Instruction →
Below are some records; work out how many of their lines contain "name" and give the number only.

Supplied records →

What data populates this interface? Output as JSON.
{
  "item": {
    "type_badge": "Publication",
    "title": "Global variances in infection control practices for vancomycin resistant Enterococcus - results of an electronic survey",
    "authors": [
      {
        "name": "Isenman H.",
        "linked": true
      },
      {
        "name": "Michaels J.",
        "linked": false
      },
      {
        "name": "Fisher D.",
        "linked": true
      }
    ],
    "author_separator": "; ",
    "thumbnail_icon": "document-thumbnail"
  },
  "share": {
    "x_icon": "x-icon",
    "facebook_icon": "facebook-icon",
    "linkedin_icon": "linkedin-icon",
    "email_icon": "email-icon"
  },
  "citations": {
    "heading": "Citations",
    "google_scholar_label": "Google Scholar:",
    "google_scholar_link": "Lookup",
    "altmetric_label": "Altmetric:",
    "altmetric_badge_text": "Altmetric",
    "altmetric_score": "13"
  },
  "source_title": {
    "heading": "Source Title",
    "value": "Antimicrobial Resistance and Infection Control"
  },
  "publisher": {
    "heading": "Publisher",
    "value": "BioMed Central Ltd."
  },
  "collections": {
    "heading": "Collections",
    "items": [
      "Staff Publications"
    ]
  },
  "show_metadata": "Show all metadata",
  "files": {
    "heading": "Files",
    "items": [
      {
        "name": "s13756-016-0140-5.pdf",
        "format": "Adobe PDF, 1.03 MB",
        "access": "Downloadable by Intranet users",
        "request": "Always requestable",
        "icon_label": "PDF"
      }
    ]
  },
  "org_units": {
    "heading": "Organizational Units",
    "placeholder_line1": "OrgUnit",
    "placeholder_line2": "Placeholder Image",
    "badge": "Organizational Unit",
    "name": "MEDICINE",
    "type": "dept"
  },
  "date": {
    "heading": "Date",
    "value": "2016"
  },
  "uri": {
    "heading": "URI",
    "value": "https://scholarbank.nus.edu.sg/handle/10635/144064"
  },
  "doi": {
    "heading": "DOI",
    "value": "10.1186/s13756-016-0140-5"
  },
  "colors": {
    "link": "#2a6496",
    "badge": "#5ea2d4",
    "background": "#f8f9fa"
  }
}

Exercise result →
5